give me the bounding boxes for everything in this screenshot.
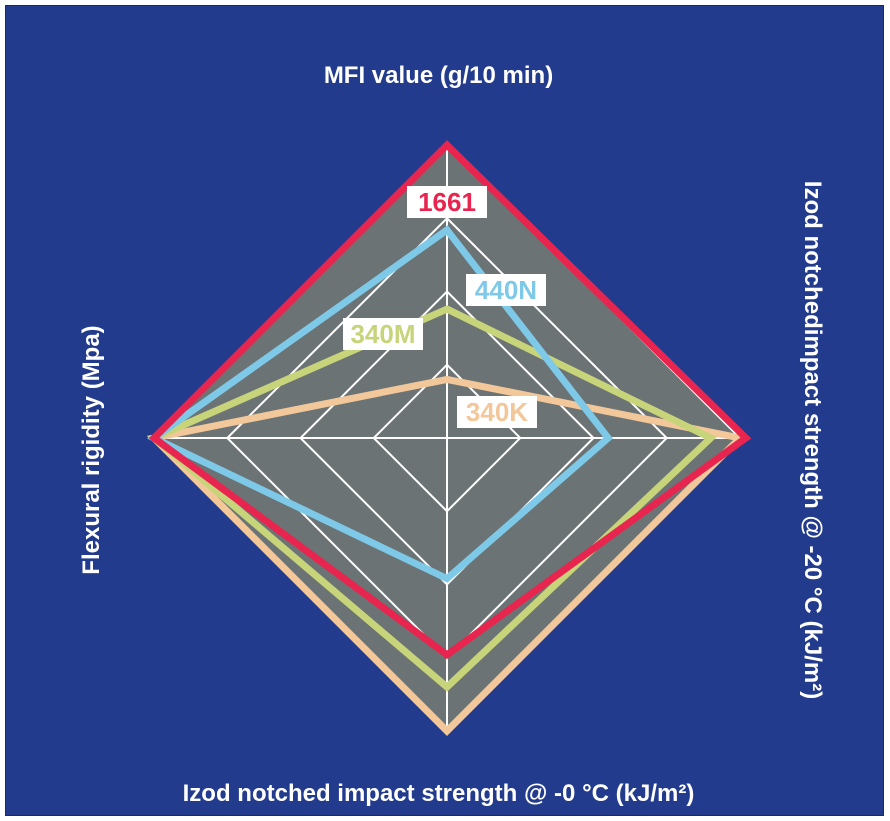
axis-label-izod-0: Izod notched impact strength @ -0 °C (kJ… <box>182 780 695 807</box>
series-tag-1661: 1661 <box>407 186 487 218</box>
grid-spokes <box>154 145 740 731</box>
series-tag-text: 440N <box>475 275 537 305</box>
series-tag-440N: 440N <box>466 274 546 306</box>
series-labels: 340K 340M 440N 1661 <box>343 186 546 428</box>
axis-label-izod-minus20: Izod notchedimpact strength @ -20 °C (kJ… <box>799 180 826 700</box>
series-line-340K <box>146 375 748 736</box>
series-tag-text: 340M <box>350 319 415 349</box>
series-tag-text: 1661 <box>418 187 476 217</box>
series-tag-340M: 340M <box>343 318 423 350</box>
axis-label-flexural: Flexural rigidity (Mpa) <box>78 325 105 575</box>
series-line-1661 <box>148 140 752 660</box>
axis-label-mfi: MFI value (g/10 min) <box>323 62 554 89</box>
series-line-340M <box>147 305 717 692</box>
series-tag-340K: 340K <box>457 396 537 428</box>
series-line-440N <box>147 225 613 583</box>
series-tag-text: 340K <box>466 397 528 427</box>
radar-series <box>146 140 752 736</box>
********************
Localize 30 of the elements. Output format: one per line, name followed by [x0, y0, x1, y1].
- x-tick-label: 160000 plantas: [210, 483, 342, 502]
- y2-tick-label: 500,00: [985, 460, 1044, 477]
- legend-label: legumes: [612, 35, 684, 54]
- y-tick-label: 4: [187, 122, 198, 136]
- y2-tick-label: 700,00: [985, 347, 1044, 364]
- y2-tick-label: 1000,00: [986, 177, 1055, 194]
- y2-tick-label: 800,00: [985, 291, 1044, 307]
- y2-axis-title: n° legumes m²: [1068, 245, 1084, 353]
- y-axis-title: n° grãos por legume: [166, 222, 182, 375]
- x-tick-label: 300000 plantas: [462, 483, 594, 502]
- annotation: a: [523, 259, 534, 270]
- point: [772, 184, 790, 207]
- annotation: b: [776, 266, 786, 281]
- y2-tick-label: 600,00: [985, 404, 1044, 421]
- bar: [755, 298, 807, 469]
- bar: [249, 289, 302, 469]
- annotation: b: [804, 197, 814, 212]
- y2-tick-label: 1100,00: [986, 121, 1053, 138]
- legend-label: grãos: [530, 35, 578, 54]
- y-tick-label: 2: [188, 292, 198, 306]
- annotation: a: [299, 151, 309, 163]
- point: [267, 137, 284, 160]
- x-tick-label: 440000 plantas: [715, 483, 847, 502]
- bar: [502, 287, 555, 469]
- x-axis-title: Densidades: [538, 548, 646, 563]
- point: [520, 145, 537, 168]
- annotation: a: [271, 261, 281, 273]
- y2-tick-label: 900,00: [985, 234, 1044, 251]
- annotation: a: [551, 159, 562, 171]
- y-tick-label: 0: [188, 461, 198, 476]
********************
Could you rewrite the material between the line holding "axis-label-izod-0: Izod notched" and the line holding "series-tag-text: 340K <box>466", inclusive, swapping "series-tag-text" for "series-tag-label" and leaving everything else unchanged?

axis-label-izod-0: Izod notched impact strength @ -0 °C (kJ… <box>182 780 695 807</box>
series-tag-1661: 1661 <box>407 186 487 218</box>
grid-spokes <box>154 145 740 731</box>
series-tag-label: 440N <box>475 275 537 305</box>
series-tag-440N: 440N <box>466 274 546 306</box>
series-labels: 340K 340M 440N 1661 <box>343 186 546 428</box>
axis-label-izod-minus20: Izod notchedimpact strength @ -20 °C (kJ… <box>799 180 826 700</box>
series-line-340K <box>146 375 748 736</box>
series-tag-label: 340M <box>350 319 415 349</box>
series-tag-label: 1661 <box>418 187 476 217</box>
series-tag-340M: 340M <box>343 318 423 350</box>
axis-label-flexural: Flexural rigidity (Mpa) <box>78 325 105 575</box>
series-line-1661 <box>148 140 752 660</box>
axis-label-mfi: MFI value (g/10 min) <box>323 62 554 89</box>
series-line-340M <box>147 305 717 692</box>
series-tag-340K: 340K <box>457 396 537 428</box>
series-line-440N <box>147 225 613 583</box>
series-tag-label: 340K <box>466 397 528 427</box>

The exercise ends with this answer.